### Problem to work on
Using the data below, gather each line that includes the word "Period".

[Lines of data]
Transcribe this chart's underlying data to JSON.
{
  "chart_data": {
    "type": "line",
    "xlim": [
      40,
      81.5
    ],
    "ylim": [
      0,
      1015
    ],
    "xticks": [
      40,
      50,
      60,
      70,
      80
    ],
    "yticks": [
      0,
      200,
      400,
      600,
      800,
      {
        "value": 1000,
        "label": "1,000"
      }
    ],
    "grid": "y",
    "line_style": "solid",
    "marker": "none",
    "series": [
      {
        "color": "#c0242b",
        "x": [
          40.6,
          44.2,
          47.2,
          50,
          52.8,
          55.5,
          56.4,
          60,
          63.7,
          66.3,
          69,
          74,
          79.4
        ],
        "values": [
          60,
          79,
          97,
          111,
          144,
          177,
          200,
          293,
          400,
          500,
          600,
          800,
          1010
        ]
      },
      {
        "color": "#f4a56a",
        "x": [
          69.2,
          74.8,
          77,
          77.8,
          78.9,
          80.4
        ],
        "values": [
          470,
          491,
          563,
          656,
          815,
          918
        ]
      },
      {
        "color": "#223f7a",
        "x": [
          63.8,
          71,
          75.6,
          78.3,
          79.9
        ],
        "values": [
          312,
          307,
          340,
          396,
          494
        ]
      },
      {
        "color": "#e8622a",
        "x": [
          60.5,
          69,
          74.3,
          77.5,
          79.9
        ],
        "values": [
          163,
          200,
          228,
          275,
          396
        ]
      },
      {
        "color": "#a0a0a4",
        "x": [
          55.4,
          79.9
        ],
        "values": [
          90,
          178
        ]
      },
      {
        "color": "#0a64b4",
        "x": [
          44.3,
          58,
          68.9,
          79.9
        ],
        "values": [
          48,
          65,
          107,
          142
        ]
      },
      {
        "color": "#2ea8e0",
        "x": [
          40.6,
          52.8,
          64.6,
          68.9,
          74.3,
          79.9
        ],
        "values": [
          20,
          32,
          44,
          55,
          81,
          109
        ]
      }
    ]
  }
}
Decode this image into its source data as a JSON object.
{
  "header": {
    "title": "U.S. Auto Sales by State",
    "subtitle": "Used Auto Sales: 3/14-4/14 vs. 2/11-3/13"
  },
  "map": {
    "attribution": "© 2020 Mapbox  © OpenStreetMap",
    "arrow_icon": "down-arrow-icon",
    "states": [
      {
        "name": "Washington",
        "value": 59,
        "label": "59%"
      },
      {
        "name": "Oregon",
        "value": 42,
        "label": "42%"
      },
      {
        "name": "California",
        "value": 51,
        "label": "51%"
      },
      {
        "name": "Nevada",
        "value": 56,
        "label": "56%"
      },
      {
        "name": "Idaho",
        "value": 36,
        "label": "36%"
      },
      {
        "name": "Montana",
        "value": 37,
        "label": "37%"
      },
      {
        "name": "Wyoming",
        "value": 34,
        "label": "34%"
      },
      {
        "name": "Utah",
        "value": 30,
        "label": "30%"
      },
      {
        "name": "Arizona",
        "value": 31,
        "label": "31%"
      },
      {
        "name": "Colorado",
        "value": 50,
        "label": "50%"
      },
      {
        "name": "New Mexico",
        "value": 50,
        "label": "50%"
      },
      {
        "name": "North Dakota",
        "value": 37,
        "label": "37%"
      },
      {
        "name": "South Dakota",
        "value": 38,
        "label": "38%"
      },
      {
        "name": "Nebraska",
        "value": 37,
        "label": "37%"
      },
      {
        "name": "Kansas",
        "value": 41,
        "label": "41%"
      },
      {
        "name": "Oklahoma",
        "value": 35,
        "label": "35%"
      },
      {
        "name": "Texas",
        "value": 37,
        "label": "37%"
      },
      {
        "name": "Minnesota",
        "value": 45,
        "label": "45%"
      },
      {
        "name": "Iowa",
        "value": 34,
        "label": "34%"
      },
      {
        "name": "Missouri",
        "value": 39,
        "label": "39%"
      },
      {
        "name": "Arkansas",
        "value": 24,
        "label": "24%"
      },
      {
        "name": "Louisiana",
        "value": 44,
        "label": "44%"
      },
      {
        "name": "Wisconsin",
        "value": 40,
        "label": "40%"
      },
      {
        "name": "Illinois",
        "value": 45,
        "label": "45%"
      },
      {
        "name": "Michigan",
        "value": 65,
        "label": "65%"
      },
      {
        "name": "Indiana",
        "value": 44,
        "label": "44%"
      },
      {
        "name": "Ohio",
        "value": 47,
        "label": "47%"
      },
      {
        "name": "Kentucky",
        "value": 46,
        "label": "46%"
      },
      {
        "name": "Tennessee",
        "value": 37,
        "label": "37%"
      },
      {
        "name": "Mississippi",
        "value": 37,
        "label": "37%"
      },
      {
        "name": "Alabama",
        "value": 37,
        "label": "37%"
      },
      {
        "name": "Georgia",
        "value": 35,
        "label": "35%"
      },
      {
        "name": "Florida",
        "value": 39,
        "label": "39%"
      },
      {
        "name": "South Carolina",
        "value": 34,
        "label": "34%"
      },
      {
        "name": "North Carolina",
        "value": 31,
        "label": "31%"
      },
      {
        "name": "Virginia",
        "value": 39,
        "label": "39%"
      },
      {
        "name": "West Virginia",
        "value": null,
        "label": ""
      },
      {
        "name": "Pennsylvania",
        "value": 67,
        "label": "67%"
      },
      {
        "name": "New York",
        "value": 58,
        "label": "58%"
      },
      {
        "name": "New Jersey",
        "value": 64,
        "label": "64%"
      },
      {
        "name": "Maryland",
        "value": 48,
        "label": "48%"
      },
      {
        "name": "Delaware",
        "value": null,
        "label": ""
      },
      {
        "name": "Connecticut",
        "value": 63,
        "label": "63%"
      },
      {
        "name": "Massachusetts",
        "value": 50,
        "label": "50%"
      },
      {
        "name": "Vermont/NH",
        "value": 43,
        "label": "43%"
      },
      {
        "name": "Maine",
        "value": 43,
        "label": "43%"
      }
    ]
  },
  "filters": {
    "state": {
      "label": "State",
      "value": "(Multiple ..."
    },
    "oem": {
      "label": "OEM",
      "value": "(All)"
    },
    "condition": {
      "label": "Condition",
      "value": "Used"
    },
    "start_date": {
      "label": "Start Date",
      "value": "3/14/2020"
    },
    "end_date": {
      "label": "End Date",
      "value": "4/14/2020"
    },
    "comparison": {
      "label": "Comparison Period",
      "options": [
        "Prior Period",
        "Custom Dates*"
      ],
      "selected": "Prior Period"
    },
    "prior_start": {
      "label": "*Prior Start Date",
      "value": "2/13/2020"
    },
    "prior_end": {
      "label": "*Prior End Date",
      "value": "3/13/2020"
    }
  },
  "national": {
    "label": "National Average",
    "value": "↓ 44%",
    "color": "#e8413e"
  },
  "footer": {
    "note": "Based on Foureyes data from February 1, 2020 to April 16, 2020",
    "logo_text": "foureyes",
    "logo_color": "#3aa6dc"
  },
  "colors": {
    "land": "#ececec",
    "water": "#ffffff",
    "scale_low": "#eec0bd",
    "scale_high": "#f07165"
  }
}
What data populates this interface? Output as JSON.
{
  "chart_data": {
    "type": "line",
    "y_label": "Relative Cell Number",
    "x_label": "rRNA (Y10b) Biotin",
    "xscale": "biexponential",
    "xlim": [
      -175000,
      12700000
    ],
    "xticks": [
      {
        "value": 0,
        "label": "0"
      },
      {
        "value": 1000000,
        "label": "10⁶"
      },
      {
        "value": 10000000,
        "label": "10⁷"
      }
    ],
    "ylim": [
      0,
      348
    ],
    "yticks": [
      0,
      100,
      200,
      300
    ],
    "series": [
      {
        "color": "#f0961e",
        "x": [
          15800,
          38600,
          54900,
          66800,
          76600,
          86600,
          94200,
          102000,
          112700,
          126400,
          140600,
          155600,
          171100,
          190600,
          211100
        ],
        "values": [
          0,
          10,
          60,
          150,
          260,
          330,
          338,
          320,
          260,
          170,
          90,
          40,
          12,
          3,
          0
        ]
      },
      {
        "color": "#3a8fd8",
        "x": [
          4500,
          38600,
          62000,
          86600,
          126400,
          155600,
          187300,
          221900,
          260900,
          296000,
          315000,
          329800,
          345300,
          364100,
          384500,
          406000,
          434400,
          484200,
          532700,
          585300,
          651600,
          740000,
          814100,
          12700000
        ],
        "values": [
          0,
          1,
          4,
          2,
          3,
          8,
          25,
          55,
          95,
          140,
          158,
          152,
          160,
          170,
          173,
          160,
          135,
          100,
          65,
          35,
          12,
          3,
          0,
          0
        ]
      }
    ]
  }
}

### Response
      "label": "Comparison Period",
        "Prior Period",
      "selected": "Prior Period"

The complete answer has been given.